Output the data exactly, with every line intact.

══ Information supplied ══

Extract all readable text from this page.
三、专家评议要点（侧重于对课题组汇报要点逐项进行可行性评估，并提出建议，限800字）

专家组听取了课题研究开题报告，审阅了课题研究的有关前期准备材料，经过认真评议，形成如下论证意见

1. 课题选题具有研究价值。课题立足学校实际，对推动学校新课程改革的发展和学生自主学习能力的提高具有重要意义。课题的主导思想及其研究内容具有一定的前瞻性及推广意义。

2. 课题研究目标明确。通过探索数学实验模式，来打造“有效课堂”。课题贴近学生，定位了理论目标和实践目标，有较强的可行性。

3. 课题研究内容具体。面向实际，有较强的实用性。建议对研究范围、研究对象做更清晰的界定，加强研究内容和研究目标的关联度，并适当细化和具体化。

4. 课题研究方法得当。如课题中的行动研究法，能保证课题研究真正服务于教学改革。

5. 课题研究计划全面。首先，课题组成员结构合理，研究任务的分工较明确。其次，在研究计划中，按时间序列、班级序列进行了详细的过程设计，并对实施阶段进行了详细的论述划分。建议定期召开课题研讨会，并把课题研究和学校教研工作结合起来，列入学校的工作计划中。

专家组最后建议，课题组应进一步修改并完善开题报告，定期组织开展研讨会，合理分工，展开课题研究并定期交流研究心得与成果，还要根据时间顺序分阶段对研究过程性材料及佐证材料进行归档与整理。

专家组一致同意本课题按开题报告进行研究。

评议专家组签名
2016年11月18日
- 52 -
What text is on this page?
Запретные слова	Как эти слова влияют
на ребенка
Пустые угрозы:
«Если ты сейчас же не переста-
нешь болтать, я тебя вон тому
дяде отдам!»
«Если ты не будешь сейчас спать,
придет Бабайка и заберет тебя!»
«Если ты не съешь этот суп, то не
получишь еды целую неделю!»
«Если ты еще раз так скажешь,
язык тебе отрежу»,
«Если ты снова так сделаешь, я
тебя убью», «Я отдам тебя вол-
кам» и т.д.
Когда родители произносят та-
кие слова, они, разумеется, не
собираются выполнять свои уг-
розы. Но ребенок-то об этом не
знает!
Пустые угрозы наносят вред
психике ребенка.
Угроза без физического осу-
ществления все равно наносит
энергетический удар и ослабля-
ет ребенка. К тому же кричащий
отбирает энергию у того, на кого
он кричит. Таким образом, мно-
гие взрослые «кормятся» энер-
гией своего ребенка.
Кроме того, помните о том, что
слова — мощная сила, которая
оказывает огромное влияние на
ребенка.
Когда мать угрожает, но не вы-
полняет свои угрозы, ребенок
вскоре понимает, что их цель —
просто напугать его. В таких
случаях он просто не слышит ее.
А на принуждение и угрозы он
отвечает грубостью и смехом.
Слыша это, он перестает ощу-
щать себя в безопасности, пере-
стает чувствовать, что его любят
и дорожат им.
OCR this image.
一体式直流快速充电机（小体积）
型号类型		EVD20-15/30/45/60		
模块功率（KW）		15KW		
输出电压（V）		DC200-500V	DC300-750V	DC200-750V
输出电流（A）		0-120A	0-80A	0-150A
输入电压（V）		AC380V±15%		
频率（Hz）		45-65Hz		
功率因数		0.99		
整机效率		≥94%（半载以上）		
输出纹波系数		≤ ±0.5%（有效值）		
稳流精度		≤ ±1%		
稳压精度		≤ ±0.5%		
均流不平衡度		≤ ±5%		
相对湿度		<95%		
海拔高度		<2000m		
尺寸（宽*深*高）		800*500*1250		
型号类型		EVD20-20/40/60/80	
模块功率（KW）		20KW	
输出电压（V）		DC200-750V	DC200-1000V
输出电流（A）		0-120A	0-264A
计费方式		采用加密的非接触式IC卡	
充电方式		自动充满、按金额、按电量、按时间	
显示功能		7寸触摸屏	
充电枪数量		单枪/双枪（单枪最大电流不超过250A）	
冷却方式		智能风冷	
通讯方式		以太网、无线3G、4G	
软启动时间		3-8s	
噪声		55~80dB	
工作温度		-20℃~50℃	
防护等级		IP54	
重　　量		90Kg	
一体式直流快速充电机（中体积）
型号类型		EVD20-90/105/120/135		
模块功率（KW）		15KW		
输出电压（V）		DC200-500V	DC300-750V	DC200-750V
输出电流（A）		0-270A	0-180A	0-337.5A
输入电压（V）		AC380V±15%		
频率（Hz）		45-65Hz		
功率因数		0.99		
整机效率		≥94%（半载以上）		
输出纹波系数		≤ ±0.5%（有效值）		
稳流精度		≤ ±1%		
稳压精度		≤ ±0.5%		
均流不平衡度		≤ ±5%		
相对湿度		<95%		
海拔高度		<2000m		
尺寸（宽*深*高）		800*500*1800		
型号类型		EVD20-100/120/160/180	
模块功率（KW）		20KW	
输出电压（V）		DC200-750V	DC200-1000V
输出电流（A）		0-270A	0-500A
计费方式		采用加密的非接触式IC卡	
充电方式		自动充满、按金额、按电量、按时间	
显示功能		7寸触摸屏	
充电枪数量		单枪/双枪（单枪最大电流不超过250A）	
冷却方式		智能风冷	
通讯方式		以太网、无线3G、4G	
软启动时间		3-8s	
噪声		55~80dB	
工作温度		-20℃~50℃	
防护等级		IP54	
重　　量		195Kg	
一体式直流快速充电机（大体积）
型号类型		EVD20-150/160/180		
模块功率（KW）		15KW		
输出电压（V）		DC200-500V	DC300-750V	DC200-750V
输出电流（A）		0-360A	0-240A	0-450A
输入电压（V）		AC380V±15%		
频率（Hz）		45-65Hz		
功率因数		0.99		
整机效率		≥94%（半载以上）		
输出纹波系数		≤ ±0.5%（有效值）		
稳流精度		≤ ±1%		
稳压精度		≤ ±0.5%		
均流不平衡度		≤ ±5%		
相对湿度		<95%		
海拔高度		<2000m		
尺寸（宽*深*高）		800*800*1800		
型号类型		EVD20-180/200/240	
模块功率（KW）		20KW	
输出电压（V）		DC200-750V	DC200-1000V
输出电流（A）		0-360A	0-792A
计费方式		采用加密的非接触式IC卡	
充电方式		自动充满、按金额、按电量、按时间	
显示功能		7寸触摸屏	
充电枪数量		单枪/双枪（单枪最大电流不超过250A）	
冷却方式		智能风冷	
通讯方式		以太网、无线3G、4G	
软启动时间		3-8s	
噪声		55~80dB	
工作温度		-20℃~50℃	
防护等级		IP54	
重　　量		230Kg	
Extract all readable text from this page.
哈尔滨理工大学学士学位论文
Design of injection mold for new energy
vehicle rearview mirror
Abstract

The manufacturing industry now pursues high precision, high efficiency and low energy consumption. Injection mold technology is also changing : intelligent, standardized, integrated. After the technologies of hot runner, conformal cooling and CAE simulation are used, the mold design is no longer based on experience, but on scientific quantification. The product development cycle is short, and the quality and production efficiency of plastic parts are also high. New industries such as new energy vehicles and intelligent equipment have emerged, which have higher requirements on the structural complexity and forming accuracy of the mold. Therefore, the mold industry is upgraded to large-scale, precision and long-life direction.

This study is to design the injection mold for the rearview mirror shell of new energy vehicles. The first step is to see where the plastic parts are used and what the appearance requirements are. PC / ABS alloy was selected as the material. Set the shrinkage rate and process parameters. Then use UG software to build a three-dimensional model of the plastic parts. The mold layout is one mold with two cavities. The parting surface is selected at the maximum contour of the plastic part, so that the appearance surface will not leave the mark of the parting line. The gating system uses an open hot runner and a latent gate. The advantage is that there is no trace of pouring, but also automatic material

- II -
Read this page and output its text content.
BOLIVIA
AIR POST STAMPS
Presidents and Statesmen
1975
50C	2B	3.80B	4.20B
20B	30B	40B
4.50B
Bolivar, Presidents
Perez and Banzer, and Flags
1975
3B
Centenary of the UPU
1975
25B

═══

*Answer for this exercise:*
Extract all readable text from this page.
三、专家评议要点（侧重于对课题组汇报要点逐项进行可行性评估，并提出建议，限800字）

专家组听取了课题研究开题报告，审阅了课题研究的有关前期准备材料，经过认真评议，形成如下论证意见

1. 课题选题具有研究价值。课题立足学校实际，对推动学校新课程改革的发展和学生自主学习能力的提高具有重要意义。课题的主导思想及其研究内容具有一定的前瞻性及推广意义。

2. 课题研究目标明确。通过探索数学实验模式，来打造“有效课堂”。课题贴近学生，定位了理论目标和实践目标，有较强的可行性。

3. 课题研究内容具体。面向实际，有较强的实用性。建议对研究范围、研究对象做更清晰的界定，加强研究内容和研究目标的关联度，并适当细化和具体化。

4. 课题研究方法得当。如课题中的行动研究法，能保证课题研究真正服务于教学改革。

5. 课题研究计划全面。首先，课题组成员结构合理，研究任务的分工较明确。其次，在研究计划中，按时间序列、班级序列进行了详细的过程设计，并对实施阶段进行了详细的论述划分。建议定期召开课题研讨会，并把课题研究和学校教研工作结合起来，列入学校的工作计划中。

专家组最后建议，课题组应进一步修改并完善开题报告，定期组织开展研讨会，合理分工，展开课题研究并定期交流研究心得与成果，还要根据时间顺序分阶段对研究过程性材料及佐证材料进行归档与整理。

专家组一致同意本课题按开题报告进行研究。

评议专家组签名
2016年11月18日
- 52 -
What text is on this page?
Запретные слова	Как эти слова влияют
на ребенка
Пустые угрозы:
«Если ты сейчас же не переста-
нешь болтать, я тебя вон тому
дяде отдам!»
«Если ты не будешь сейчас спать,
придет Бабайка и заберет тебя!»
«Если ты не съешь этот суп, то не
получишь еды целую неделю!»
«Если ты еще раз так скажешь,
язык тебе отрежу»,
«Если ты снова так сделаешь, я
тебя убью», «Я отдам тебя вол-
кам» и т.д.
Когда родители произносят та-
кие слова, они, разумеется, не
собираются выполнять свои уг-
розы. Но ребенок-то об этом не
знает!
Пустые угрозы наносят вред
психике ребенка.
Угроза без физического осу-
ществления все равно наносит
энергетический удар и ослабля-
ет ребенка. К тому же кричащий
отбирает энергию у того, на кого
он кричит. Таким образом, мно-
гие взрослые «кормятся» энер-
гией своего ребенка.
Кроме того, помните о том, что
слова — мощная сила, которая
оказывает огромное влияние на
ребенка.
Когда мать угрожает, но не вы-
полняет свои угрозы, ребенок
вскоре понимает, что их цель —
просто напугать его. В таких
случаях он просто не слышит ее.
А на принуждение и угрозы он
отвечает грубостью и смехом.
Слыша это, он перестает ощу-
щать себя в безопасности, пере-
стает чувствовать, что его любят
и дорожат им.
OCR this image.
一体式直流快速充电机（小体积）
型号类型		EVD20-15/30/45/60		
模块功率（KW）		15KW		
输出电压（V）		DC200-500V	DC300-750V	DC200-750V
输出电流（A）		0-120A	0-80A	0-150A
输入电压（V）		AC380V±15%		
频率（Hz）		45-65Hz		
功率因数		0.99		
整机效率		≥94%（半载以上）		
输出纹波系数		≤ ±0.5%（有效值）		
稳流精度		≤ ±1%		
稳压精度		≤ ±0.5%		
均流不平衡度		≤ ±5%		
相对湿度		<95%		
海拔高度		<2000m		
尺寸（宽*深*高）		800*500*1250		
型号类型		EVD20-20/40/60/80	
模块功率（KW）		20KW	
输出电压（V）		DC200-750V	DC200-1000V
输出电流（A）		0-120A	0-264A
计费方式		采用加密的非接触式IC卡	
充电方式		自动充满、按金额、按电量、按时间	
显示功能		7寸触摸屏	
充电枪数量		单枪/双枪（单枪最大电流不超过250A）	
冷却方式		智能风冷	
通讯方式		以太网、无线3G、4G	
软启动时间		3-8s	
噪声		55~80dB	
工作温度		-20℃~50℃	
防护等级		IP54	
重　　量		90Kg	
一体式直流快速充电机（中体积）
型号类型		EVD20-90/105/120/135		
模块功率（KW）		15KW		
输出电压（V）		DC200-500V	DC300-750V	DC200-750V
输出电流（A）		0-270A	0-180A	0-337.5A
输入电压（V）		AC380V±15%		
频率（Hz）		45-65Hz		
功率因数		0.99		
整机效率		≥94%（半载以上）		
输出纹波系数		≤ ±0.5%（有效值）		
稳流精度		≤ ±1%		
稳压精度		≤ ±0.5%		
均流不平衡度		≤ ±5%		
相对湿度		<95%		
海拔高度		<2000m		
尺寸（宽*深*高）		800*500*1800		
型号类型		EVD20-100/120/160/180	
模块功率（KW）		20KW	
输出电压（V）		DC200-750V	DC200-1000V
输出电流（A）		0-270A	0-500A
计费方式		采用加密的非接触式IC卡	
充电方式		自动充满、按金额、按电量、按时间	
显示功能		7寸触摸屏	
充电枪数量		单枪/双枪（单枪最大电流不超过250A）	
冷却方式		智能风冷	
通讯方式		以太网、无线3G、4G	
软启动时间		3-8s	
噪声		55~80dB	
工作温度		-20℃~50℃	
防护等级		IP54	
重　　量		195Kg	
一体式直流快速充电机（大体积）
型号类型		EVD20-150/160/180		
模块功率（KW）		15KW		
输出电压（V）		DC200-500V	DC300-750V	DC200-750V
输出电流（A）		0-360A	0-240A	0-450A
输入电压（V）		AC380V±15%		
频率（Hz）		45-65Hz		
功率因数		0.99		
整机效率		≥94%（半载以上）		
输出纹波系数		≤ ±0.5%（有效值）		
稳流精度		≤ ±1%		
稳压精度		≤ ±0.5%		
均流不平衡度		≤ ±5%		
相对湿度		<95%		
海拔高度		<2000m		
尺寸（宽*深*高）		800*800*1800		
型号类型		EVD20-180/200/240	
模块功率（KW）		20KW	
输出电压（V）		DC200-750V	DC200-1000V
输出电流（A）		0-360A	0-792A
计费方式		采用加密的非接触式IC卡	
充电方式		自动充满、按金额、按电量、按时间	
显示功能		7寸触摸屏	
充电枪数量		单枪/双枪（单枪最大电流不超过250A）	
冷却方式		智能风冷	
通讯方式		以太网、无线3G、4G	
软启动时间		3-8s	
噪声		55~80dB	
工作温度		-20℃~50℃	
防护等级		IP54	
重　　量		230Kg	
Extract all readable text from this page.
哈尔滨理工大学学士学位论文
Design of injection mold for new energy
vehicle rearview mirror
Abstract

The manufacturing industry now pursues high precision, high efficiency and low energy consumption. Injection mold technology is also changing : intelligent, standardized, integrated. After the technologies of hot runner, conformal cooling and CAE simulation are used, the mold design is no longer based on experience, but on scientific quantification. The product development cycle is short, and the quality and production efficiency of plastic parts are also high. New industries such as new energy vehicles and intelligent equipment have emerged, which have higher requirements on the structural complexity and forming accuracy of the mold. Therefore, the mold industry is upgraded to large-scale, precision and long-life direction.

This study is to design the injection mold for the rearview mirror shell of new energy vehicles. The first step is to see where the plastic parts are used and what the appearance requirements are. PC / ABS alloy was selected as the material. Set the shrinkage rate and process parameters. Then use UG software to build a three-dimensional model of the plastic parts. The mold layout is one mold with two cavities. The parting surface is selected at the maximum contour of the plastic part, so that the appearance surface will not leave the mark of the parting line. The gating system uses an open hot runner and a latent gate. The advantage is that there is no trace of pouring, but also automatic material

- II -
Read this page and output its text content.
BOLIVIA
AIR POST STAMPS
Presidents and Statesmen
1975
50C	2B	3.80B	4.20B
20B	30B	40B
4.50B
Bolivar, Presidents
Perez and Banzer, and Flags
1975
3B
Centenary of the UPU
1975
25B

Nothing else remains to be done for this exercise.